Appuie-mains stalles 103-104. A demi agenouillé, ce personnage est vêtu d'une saie festonnée par le bas, à manches bouillonnées et tailladées aux poignets ; de dessous cette saie s'échappe une jupe flottant par derrière, et laissant les jambes complètement dégagées. Il a la tête enveloppée d'une espèce de béguin à peu près semblable à la petite coiffe que les hommes portaient au XIII° siècle, par-dessus lequel est posé un haut chapeau à côtes de melon, et à bords retroussés. D'une main, il brandit une longue épée, et de l'autre, il s'appuie sur un écu chargé d'une tête de lion et bordé de têtes de clous. II est fâcheux que l'usure ait défiguré son visage, qui devait être d'une singulière énergie.

Appuie-mains stalles 104-105. Malgré quelques détails de son costume et ses formes un peu accentuées, ce n'est pas plus une femme que le personnage que nous avons vu à l'appuie-mains 89-90, et avec lequel il présente plus d'une ressemblance; c'est parfaitement un homme. Sa robe est fourrée; un manteau à col rabattu est jeté sur ses épaules, et sur sa tête est une sorte de voile sur lequel est posé un bonnet carré. Il tient par une courroie un animal à tête de bouc, à qui il coupe une cuisse au moyen d'une scie à main.

Données de compréhension de documents:
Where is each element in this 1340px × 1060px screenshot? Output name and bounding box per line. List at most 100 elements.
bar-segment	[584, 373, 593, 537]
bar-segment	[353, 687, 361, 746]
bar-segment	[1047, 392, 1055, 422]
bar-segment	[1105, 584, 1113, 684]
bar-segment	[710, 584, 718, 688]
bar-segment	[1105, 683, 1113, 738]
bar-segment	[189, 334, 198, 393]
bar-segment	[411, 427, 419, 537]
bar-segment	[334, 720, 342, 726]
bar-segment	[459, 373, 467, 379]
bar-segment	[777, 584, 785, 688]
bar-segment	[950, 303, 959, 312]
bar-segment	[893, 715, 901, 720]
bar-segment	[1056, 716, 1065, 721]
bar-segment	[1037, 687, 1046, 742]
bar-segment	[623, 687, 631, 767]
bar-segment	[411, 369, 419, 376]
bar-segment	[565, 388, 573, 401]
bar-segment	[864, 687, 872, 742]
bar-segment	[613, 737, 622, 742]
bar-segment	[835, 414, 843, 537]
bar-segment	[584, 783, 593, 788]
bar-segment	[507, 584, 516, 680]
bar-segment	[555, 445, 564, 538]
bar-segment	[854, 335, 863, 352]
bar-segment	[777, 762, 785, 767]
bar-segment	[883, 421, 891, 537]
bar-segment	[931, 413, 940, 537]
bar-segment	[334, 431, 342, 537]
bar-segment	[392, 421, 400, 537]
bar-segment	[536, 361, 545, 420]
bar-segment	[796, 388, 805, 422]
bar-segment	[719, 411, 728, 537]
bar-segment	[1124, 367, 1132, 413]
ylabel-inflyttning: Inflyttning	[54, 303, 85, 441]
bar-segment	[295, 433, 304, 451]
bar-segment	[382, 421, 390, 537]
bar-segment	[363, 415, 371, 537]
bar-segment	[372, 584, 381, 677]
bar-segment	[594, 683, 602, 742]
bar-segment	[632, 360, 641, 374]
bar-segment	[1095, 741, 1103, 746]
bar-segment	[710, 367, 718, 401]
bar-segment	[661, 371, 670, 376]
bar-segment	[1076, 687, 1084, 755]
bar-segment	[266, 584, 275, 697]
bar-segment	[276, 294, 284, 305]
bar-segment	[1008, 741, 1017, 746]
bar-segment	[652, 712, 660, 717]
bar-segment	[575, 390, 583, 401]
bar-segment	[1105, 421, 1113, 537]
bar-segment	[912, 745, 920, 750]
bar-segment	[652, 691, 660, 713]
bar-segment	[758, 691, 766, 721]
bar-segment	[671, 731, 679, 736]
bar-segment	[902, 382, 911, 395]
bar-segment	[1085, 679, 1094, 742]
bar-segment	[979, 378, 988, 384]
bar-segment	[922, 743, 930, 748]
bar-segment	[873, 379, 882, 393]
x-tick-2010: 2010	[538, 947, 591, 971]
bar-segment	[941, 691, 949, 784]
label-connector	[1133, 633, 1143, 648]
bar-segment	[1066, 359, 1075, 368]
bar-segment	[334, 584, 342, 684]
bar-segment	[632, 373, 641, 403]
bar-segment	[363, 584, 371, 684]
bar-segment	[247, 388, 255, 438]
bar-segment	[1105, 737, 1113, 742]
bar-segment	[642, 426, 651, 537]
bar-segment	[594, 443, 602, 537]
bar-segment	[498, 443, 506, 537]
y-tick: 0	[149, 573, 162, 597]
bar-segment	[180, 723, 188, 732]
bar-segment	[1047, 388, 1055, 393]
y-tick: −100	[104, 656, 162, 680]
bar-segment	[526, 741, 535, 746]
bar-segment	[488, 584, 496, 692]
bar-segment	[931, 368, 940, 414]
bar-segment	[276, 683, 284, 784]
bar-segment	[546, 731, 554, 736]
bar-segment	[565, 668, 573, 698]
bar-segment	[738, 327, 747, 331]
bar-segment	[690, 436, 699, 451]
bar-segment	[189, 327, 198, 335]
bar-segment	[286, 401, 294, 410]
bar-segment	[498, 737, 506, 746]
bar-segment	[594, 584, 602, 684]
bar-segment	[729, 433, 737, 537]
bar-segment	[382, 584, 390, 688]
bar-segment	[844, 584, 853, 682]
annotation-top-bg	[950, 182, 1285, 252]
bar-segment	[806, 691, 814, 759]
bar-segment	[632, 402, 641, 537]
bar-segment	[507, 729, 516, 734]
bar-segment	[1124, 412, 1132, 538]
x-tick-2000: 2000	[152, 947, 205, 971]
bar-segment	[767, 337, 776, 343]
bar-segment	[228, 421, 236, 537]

Consigne:
Présentez sous forme de liste le paragraphe du document source qui commence par « Appuie-mains stalles 103-104 », en conservant ses faits principaux.

Réponse:
- Le personnage est à demi agenouillé.
- Il porte une saie festonnée par le bas, aux manches bouillonnées et tailladées aux poignets.
- Sous cette saie s'échappe une jupe qui flotte par derrière et laisse les jambes complètement dégagées.
- Sa tête est enveloppée d'une sorte de béguin proche de la petite coiffe des hommes du XIIIe siècle.
- Par-dessus, il porte un haut chapeau à côtes de melon et à bords retroussés.
- D'une main, il brandit une longue épée.
- De l'autre, il s'appuie sur un écu chargé d'une tête de lion et bordé de têtes de clous.
- L'usure a défiguré son visage, qui devait être d'une singulière énergie.